MATERIALS PROVIDED:
━━━━━━━━━━

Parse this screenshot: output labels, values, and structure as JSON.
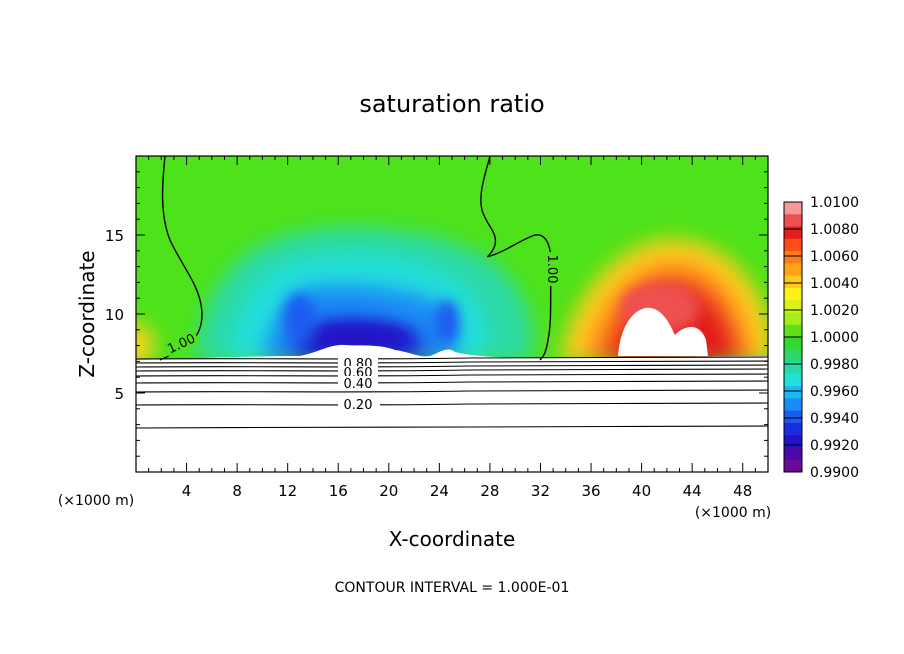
{
  "chart_data": {
    "type": "heatmap",
    "title": "saturation ratio",
    "xlabel": "X-coordinate",
    "ylabel": "Z-coordinate",
    "x_unit": "(×1000 m)",
    "y_unit": "(×1000 m)",
    "footer": "CONTOUR INTERVAL = 1.000E-01",
    "xlim": [
      0,
      50
    ],
    "ylim": [
      0,
      20
    ],
    "x_ticks": [
      4,
      8,
      12,
      16,
      20,
      24,
      28,
      32,
      36,
      40,
      44,
      48
    ],
    "y_ticks": [
      5,
      10,
      15
    ],
    "colorbar": {
      "min": 0.99,
      "max": 1.01,
      "labels": [
        "1.0100",
        "1.0080",
        "1.0060",
        "1.0040",
        "1.0020",
        "1.0000",
        "0.9980",
        "0.9960",
        "0.9940",
        "0.9920",
        "0.9900"
      ],
      "colors": [
        "#f49a9a",
        "#ee5050",
        "#e41e1e",
        "#ff4a1a",
        "#ff7c1a",
        "#ffa21a",
        "#ffcb1a",
        "#ffef1a",
        "#d7f21a",
        "#a5ee1a",
        "#5fe01a",
        "#32d82e",
        "#2cd86c",
        "#2ad9a6",
        "#24e0dc",
        "#1ab8f5",
        "#1a8cf5",
        "#1a5cf0",
        "#1a2ee0",
        "#2412c8",
        "#4a0aa6",
        "#6a0c96"
      ]
    },
    "contour_labels": [
      "1.00",
      "1.00",
      "0.80",
      "0.60",
      "0.40",
      "0.20"
    ],
    "grid": false,
    "legend": "colorbar-right"
  }
}
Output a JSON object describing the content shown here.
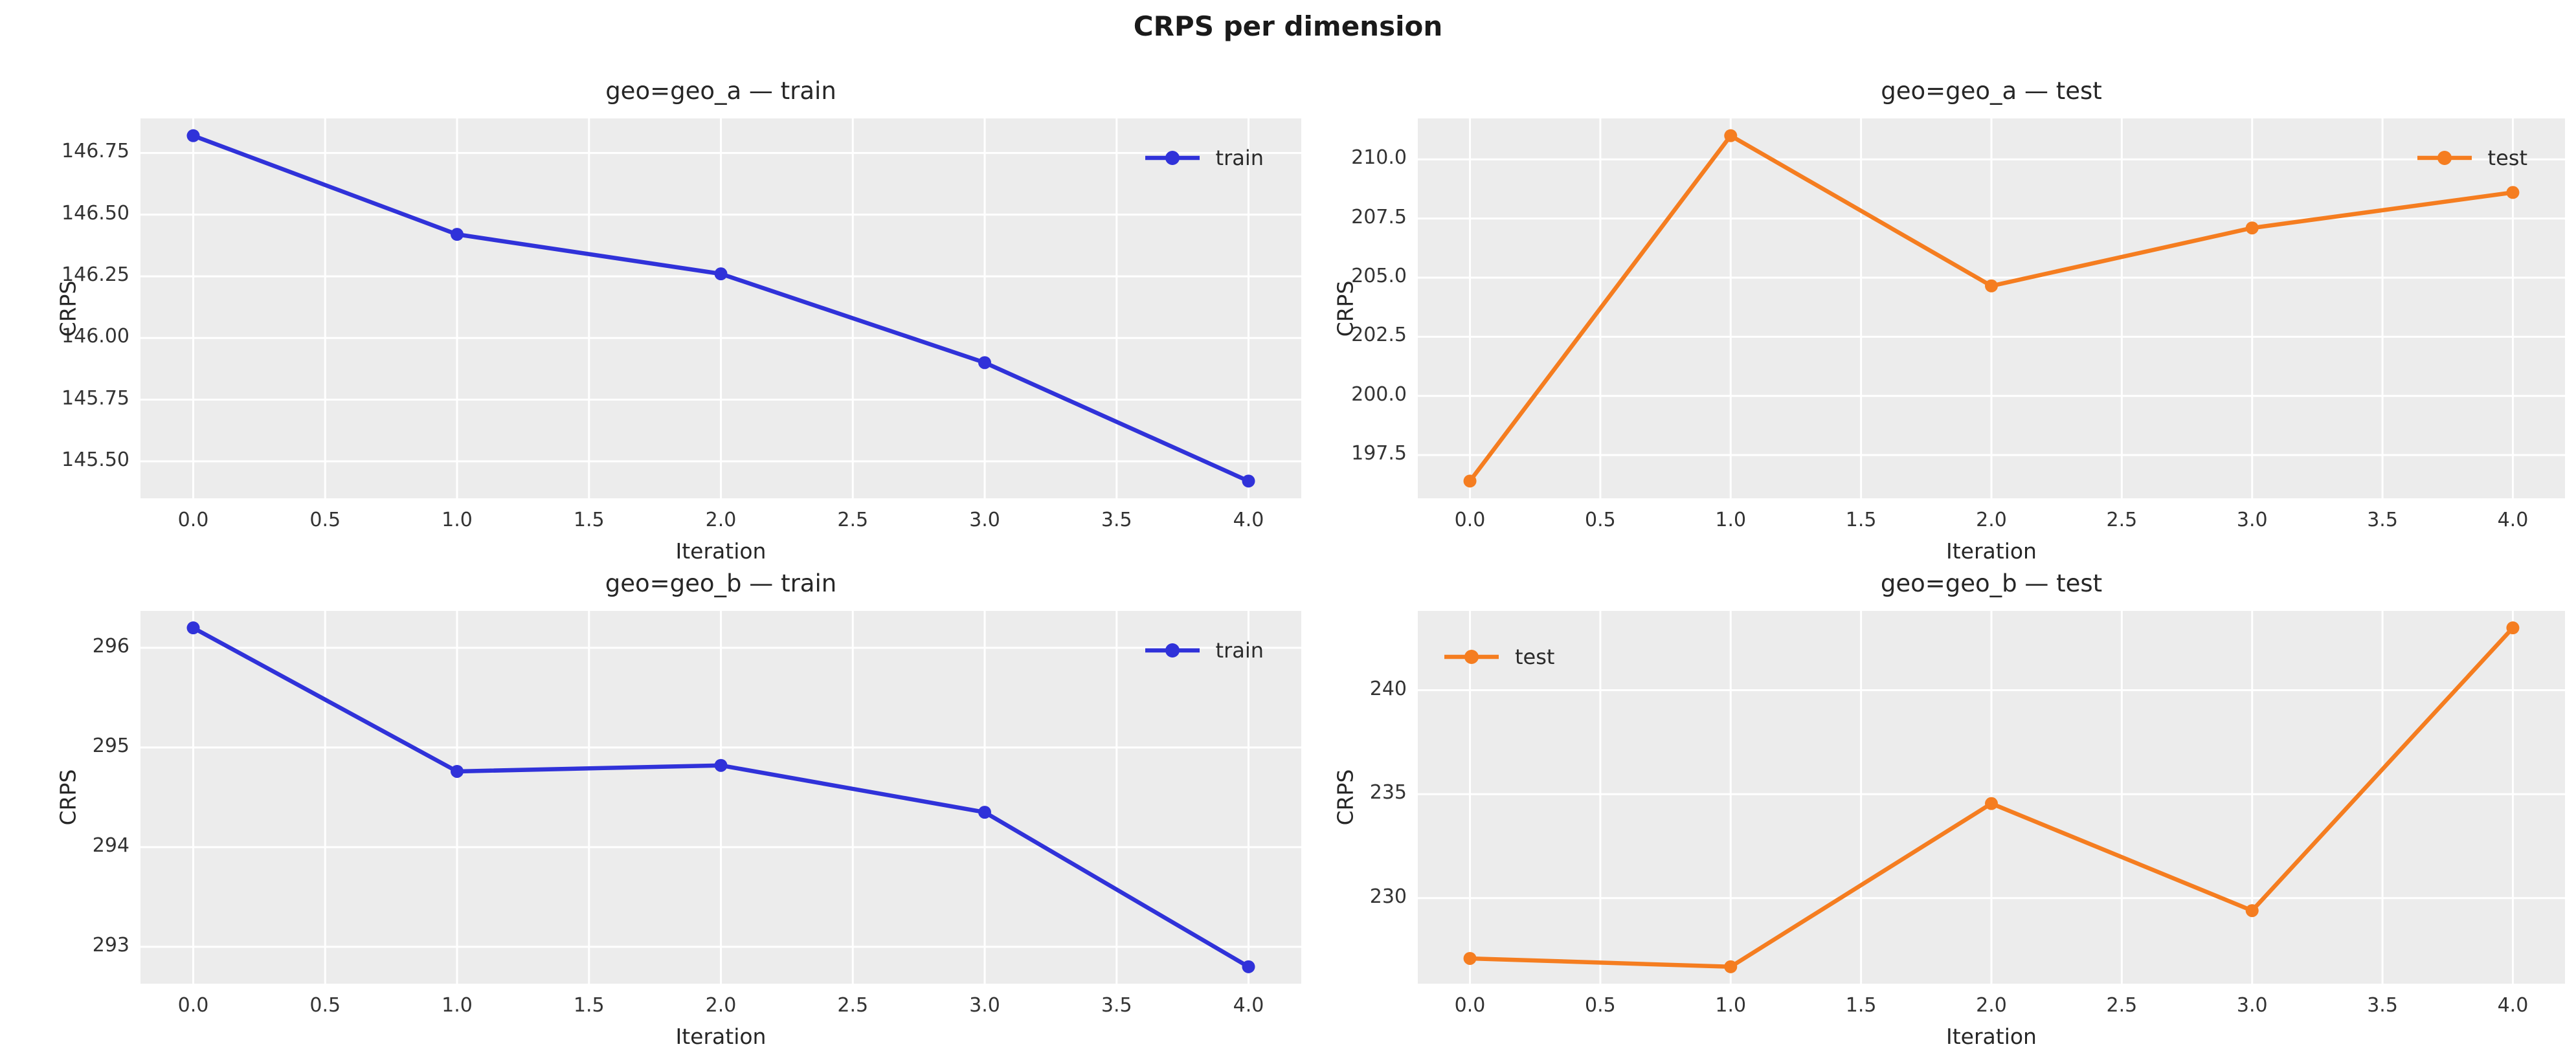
{
  "figure": {
    "suptitle": "CRPS per dimension",
    "background": "#ffffff",
    "axes_background": "#ececec",
    "grid_color": "#ffffff",
    "title_color": "#1a1a1a",
    "text_color": "#262626",
    "train_color": "#3032d9",
    "test_color": "#f57d20"
  },
  "chart_data": [
    {
      "type": "line",
      "title": "geo=geo_a — train",
      "xlabel": "Iteration",
      "ylabel": "CRPS",
      "legend_position": "top-right",
      "grid": true,
      "xlim": [
        -0.2,
        4.2
      ],
      "xticks": {
        "values": [
          0,
          0.5,
          1,
          1.5,
          2,
          2.5,
          3,
          3.5,
          4
        ],
        "labels": [
          "0.0",
          "0.5",
          "1.0",
          "1.5",
          "2.0",
          "2.5",
          "3.0",
          "3.5",
          "4.0"
        ]
      },
      "yticks": {
        "values": [
          145.5,
          145.75,
          146.0,
          146.25,
          146.5,
          146.75
        ],
        "labels": [
          "145.50",
          "145.75",
          "146.00",
          "146.25",
          "146.50",
          "146.75"
        ]
      },
      "series": [
        {
          "name": "train",
          "color": "#3032d9",
          "x": [
            0,
            1,
            2,
            3,
            4
          ],
          "values": [
            146.82,
            146.42,
            146.26,
            145.9,
            145.42
          ]
        }
      ]
    },
    {
      "type": "line",
      "title": "geo=geo_a — test",
      "xlabel": "Iteration",
      "ylabel": "CRPS",
      "legend_position": "top-right",
      "grid": true,
      "xlim": [
        -0.2,
        4.2
      ],
      "xticks": {
        "values": [
          0,
          0.5,
          1,
          1.5,
          2,
          2.5,
          3,
          3.5,
          4
        ],
        "labels": [
          "0.0",
          "0.5",
          "1.0",
          "1.5",
          "2.0",
          "2.5",
          "3.0",
          "3.5",
          "4.0"
        ]
      },
      "yticks": {
        "values": [
          197.5,
          200.0,
          202.5,
          205.0,
          207.5,
          210.0
        ],
        "labels": [
          "197.5",
          "200.0",
          "202.5",
          "205.0",
          "207.5",
          "210.0"
        ]
      },
      "series": [
        {
          "name": "test",
          "color": "#f57d20",
          "x": [
            0,
            1,
            2,
            3,
            4
          ],
          "values": [
            196.4,
            211.0,
            204.65,
            207.1,
            208.6
          ]
        }
      ]
    },
    {
      "type": "line",
      "title": "geo=geo_b — train",
      "xlabel": "Iteration",
      "ylabel": "CRPS",
      "legend_position": "top-right",
      "grid": true,
      "xlim": [
        -0.2,
        4.2
      ],
      "xticks": {
        "values": [
          0,
          0.5,
          1,
          1.5,
          2,
          2.5,
          3,
          3.5,
          4
        ],
        "labels": [
          "0.0",
          "0.5",
          "1.0",
          "1.5",
          "2.0",
          "2.5",
          "3.0",
          "3.5",
          "4.0"
        ]
      },
      "yticks": {
        "values": [
          293,
          294,
          295,
          296
        ],
        "labels": [
          "293",
          "294",
          "295",
          "296"
        ]
      },
      "series": [
        {
          "name": "train",
          "color": "#3032d9",
          "x": [
            0,
            1,
            2,
            3,
            4
          ],
          "values": [
            296.2,
            294.76,
            294.82,
            294.35,
            292.8
          ]
        }
      ]
    },
    {
      "type": "line",
      "title": "geo=geo_b — test",
      "xlabel": "Iteration",
      "ylabel": "CRPS",
      "legend_position": "top-left",
      "grid": true,
      "xlim": [
        -0.2,
        4.2
      ],
      "xticks": {
        "values": [
          0,
          0.5,
          1,
          1.5,
          2,
          2.5,
          3,
          3.5,
          4
        ],
        "labels": [
          "0.0",
          "0.5",
          "1.0",
          "1.5",
          "2.0",
          "2.5",
          "3.0",
          "3.5",
          "4.0"
        ]
      },
      "yticks": {
        "values": [
          230,
          235,
          240
        ],
        "labels": [
          "230",
          "235",
          "240"
        ]
      },
      "series": [
        {
          "name": "test",
          "color": "#f57d20",
          "x": [
            0,
            1,
            2,
            3,
            4
          ],
          "values": [
            227.1,
            226.7,
            234.55,
            229.4,
            243.0
          ]
        }
      ]
    }
  ]
}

━━━━━━━━━━

WHAT THE EXERCISE ASKS: List every line in the records above that contains the word "coordinate".

RESULT OF THIS TASK:
    "xlabel": "X-coordinate",
    "ylabel": "Z-coordinate",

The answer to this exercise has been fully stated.